# What to produce:
Set down the full listing exactly, character for character.

# Dataset extract:
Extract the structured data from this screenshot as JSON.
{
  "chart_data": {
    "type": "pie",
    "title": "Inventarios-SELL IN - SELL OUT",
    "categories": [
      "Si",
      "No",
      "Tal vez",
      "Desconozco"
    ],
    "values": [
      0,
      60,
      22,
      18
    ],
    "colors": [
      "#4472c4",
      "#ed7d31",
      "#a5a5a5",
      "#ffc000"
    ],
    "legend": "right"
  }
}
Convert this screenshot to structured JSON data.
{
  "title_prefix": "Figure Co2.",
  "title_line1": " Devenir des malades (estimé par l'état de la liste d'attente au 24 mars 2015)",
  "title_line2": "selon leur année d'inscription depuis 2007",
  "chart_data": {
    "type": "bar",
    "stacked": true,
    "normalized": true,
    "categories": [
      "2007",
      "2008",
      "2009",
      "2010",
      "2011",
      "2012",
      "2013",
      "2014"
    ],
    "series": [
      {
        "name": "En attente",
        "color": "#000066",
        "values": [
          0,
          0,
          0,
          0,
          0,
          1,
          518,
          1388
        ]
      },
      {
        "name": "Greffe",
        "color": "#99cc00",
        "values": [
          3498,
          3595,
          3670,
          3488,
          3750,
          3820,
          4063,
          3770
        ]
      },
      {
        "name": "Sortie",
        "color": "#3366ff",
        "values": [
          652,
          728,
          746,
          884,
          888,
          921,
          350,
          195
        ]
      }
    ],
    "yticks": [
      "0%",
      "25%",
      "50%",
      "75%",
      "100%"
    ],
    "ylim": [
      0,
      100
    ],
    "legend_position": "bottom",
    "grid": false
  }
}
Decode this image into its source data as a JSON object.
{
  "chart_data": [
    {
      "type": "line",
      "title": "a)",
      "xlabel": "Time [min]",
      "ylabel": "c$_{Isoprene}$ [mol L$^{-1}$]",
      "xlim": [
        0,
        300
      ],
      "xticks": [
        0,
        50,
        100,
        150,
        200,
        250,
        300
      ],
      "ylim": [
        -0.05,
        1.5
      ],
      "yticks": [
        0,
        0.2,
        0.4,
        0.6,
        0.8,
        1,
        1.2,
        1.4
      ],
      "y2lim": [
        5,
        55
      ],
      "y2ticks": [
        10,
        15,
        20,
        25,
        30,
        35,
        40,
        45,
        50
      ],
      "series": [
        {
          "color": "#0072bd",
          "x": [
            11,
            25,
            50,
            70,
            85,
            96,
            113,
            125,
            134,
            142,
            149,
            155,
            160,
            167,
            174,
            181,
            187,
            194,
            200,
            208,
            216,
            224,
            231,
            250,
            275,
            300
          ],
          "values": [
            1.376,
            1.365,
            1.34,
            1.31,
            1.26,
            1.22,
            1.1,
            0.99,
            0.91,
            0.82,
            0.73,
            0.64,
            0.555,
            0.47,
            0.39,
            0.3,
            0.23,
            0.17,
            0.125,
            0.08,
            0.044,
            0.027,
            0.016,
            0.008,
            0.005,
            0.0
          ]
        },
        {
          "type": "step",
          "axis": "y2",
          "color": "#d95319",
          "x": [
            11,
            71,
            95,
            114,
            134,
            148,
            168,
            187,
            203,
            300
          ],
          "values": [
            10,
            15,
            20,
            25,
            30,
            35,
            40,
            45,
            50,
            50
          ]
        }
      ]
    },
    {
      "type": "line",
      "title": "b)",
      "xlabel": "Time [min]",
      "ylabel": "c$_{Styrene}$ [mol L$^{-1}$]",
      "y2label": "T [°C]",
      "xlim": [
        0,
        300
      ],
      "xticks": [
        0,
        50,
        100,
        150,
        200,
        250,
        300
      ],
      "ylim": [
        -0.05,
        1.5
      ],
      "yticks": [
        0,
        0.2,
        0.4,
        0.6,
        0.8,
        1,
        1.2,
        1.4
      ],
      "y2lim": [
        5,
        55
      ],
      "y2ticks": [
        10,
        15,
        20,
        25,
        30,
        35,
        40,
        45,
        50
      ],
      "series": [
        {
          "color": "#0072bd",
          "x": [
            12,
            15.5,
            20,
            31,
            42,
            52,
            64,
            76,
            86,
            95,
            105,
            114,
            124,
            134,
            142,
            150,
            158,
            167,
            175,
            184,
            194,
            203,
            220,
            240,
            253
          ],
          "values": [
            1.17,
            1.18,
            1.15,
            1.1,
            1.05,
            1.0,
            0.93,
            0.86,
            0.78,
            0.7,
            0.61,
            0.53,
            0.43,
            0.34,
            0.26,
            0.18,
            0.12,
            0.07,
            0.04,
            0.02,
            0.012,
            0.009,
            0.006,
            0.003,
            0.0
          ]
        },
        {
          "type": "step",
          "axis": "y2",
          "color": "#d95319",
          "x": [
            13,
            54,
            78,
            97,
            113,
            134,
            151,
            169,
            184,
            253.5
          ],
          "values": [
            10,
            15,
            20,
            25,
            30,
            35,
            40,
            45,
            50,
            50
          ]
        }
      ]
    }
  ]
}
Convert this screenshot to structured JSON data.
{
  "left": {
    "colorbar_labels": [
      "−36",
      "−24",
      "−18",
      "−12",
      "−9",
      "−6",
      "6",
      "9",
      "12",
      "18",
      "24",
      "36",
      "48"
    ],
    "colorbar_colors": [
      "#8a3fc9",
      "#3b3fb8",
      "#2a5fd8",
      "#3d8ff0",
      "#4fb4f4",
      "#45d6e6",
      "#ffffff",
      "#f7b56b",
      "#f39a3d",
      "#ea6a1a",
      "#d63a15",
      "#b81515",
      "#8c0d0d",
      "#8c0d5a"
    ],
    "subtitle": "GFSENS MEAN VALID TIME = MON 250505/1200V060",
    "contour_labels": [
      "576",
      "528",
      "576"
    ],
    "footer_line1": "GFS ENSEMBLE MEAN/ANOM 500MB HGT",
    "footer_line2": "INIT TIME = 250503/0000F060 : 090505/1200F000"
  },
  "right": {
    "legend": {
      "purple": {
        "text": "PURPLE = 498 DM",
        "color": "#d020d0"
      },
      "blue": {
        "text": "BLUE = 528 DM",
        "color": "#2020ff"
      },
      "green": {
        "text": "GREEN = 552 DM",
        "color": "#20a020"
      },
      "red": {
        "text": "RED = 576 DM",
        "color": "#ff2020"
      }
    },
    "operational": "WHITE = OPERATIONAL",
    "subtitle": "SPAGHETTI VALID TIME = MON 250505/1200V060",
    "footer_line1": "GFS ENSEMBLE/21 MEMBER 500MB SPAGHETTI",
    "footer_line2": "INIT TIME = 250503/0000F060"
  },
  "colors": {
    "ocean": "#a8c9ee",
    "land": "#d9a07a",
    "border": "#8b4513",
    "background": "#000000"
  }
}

# Task response:
Extract the structured data from this screenshot as JSON.
{
  "chart_data": {
    "type": "pie",
    "title": "Inventarios-SELL IN - SELL OUT",
    "categories": [
      "Si",
      "No",
      "Tal vez",
      "Desconozco"
    ],
    "values": [
      0,
      60,
      22,
      18
    ],
    "colors": [
      "#4472c4",
      "#ed7d31",
      "#a5a5a5",
      "#ffc000"
    ],
    "legend": "right"
  }
}
Convert this screenshot to structured JSON data.
{
  "title_prefix": "Figure Co2.",
  "title_line1": " Devenir des malades (estimé par l'état de la liste d'attente au 24 mars 2015)",
  "title_line2": "selon leur année d'inscription depuis 2007",
  "chart_data": {
    "type": "bar",
    "stacked": true,
    "normalized": true,
    "categories": [
      "2007",
      "2008",
      "2009",
      "2010",
      "2011",
      "2012",
      "2013",
      "2014"
    ],
    "series": [
      {
        "name": "En attente",
        "color": "#000066",
        "values": [
          0,
          0,
          0,
          0,
          0,
          1,
          518,
          1388
        ]
      },
      {
        "name": "Greffe",
        "color": "#99cc00",
        "values": [
          3498,
          3595,
          3670,
          3488,
          3750,
          3820,
          4063,
          3770
        ]
      },
      {
        "name": "Sortie",
        "color": "#3366ff",
        "values": [
          652,
          728,
          746,
          884,
          888,
          921,
          350,
          195
        ]
      }
    ],
    "yticks": [
      "0%",
      "25%",
      "50%",
      "75%",
      "100%"
    ],
    "ylim": [
      0,
      100
    ],
    "legend_position": "bottom",
    "grid": false
  }
}
Decode this image into its source data as a JSON object.
{
  "chart_data": [
    {
      "type": "line",
      "title": "a)",
      "xlabel": "Time [min]",
      "ylabel": "c$_{Isoprene}$ [mol L$^{-1}$]",
      "xlim": [
        0,
        300
      ],
      "xticks": [
        0,
        50,
        100,
        150,
        200,
        250,
        300
      ],
      "ylim": [
        -0.05,
        1.5
      ],
      "yticks": [
        0,
        0.2,
        0.4,
        0.6,
        0.8,
        1,
        1.2,
        1.4
      ],
      "y2lim": [
        5,
        55
      ],
      "y2ticks": [
        10,
        15,
        20,
        25,
        30,
        35,
        40,
        45,
        50
      ],
      "series": [
        {
          "color": "#0072bd",
          "x": [
            11,
            25,
            50,
            70,
            85,
            96,
            113,
            125,
            134,
            142,
            149,
            155,
            160,
            167,
            174,
            181,
            187,
            194,
            200,
            208,
            216,
            224,
            231,
            250,
            275,
            300
          ],
          "values": [
            1.376,
            1.365,
            1.34,
            1.31,
            1.26,
            1.22,
            1.1,
            0.99,
            0.91,
            0.82,
            0.73,
            0.64,
            0.555,
            0.47,
            0.39,
            0.3,
            0.23,
            0.17,
            0.125,
            0.08,
            0.044,
            0.027,
            0.016,
            0.008,
            0.005,
            0.0
          ]
        },
        {
          "type": "step",
          "axis": "y2",
          "color": "#d95319",
          "x": [
            11,
            71,
            95,
            114,
            134,
            148,
            168,
            187,
            203,
            300
          ],
          "values": [
            10,
            15,
            20,
            25,
            30,
            35,
            40,
            45,
            50,
            50
          ]
        }
      ]
    },
    {
      "type": "line",
      "title": "b)",
      "xlabel": "Time [min]",
      "ylabel": "c$_{Styrene}$ [mol L$^{-1}$]",
      "y2label": "T [°C]",
      "xlim": [
        0,
        300
      ],
      "xticks": [
        0,
        50,
        100,
        150,
        200,
        250,
        300
      ],
      "ylim": [
        -0.05,
        1.5
      ],
      "yticks": [
        0,
        0.2,
        0.4,
        0.6,
        0.8,
        1,
        1.2,
        1.4
      ],
      "y2lim": [
        5,
        55
      ],
      "y2ticks": [
        10,
        15,
        20,
        25,
        30,
        35,
        40,
        45,
        50
      ],
      "series": [
        {
          "color": "#0072bd",
          "x": [
            12,
            15.5,
            20,
            31,
            42,
            52,
            64,
            76,
            86,
            95,
            105,
            114,
            124,
            134,
            142,
            150,
            158,
            167,
            175,
            184,
            194,
            203,
            220,
            240,
            253
          ],
          "values": [
            1.17,
            1.18,
            1.15,
            1.1,
            1.05,
            1.0,
            0.93,
            0.86,
            0.78,
            0.7,
            0.61,
            0.53,
            0.43,
            0.34,
            0.26,
            0.18,
            0.12,
            0.07,
            0.04,
            0.02,
            0.012,
            0.009,
            0.006,
            0.003,
            0.0
          ]
        },
        {
          "type": "step",
          "axis": "y2",
          "color": "#d95319",
          "x": [
            13,
            54,
            78,
            97,
            113,
            134,
            151,
            169,
            184,
            253.5
          ],
          "values": [
            10,
            15,
            20,
            25,
            30,
            35,
            40,
            45,
            50,
            50
          ]
        }
      ]
    }
  ]
}
Convert this screenshot to structured JSON data.
{
  "left": {
    "colorbar_labels": [
      "−36",
      "−24",
      "−18",
      "−12",
      "−9",
      "−6",
      "6",
      "9",
      "12",
      "18",
      "24",
      "36",
      "48"
    ],
    "colorbar_colors": [
      "#8a3fc9",
      "#3b3fb8",
      "#2a5fd8",
      "#3d8ff0",
      "#4fb4f4",
      "#45d6e6",
      "#ffffff",
      "#f7b56b",
      "#f39a3d",
      "#ea6a1a",
      "#d63a15",
      "#b81515",
      "#8c0d0d",
      "#8c0d5a"
    ],
    "subtitle": "GFSENS MEAN VALID TIME = MON 250505/1200V060",
    "contour_labels": [
      "576",
      "528",
      "576"
    ],
    "footer_line1": "GFS ENSEMBLE MEAN/ANOM 500MB HGT",
    "footer_line2": "INIT TIME = 250503/0000F060 : 090505/1200F000"
  },
  "right": {
    "legend": {
      "purple": {
        "text": "PURPLE = 498 DM",
        "color": "#d020d0"
      },
      "blue": {
        "text": "BLUE = 528 DM",
        "color": "#2020ff"
      },
      "green": {
        "text": "GREEN = 552 DM",
        "color": "#20a020"
      },
      "red": {
        "text": "RED = 576 DM",
        "color": "#ff2020"
      }
    },
    "operational": "WHITE = OPERATIONAL",
    "subtitle": "SPAGHETTI VALID TIME = MON 250505/1200V060",
    "footer_line1": "GFS ENSEMBLE/21 MEMBER 500MB SPAGHETTI",
    "footer_line2": "INIT TIME = 250503/0000F060"
  },
  "colors": {
    "ocean": "#a8c9ee",
    "land": "#d9a07a",
    "border": "#8b4513",
    "background": "#000000"
  }
}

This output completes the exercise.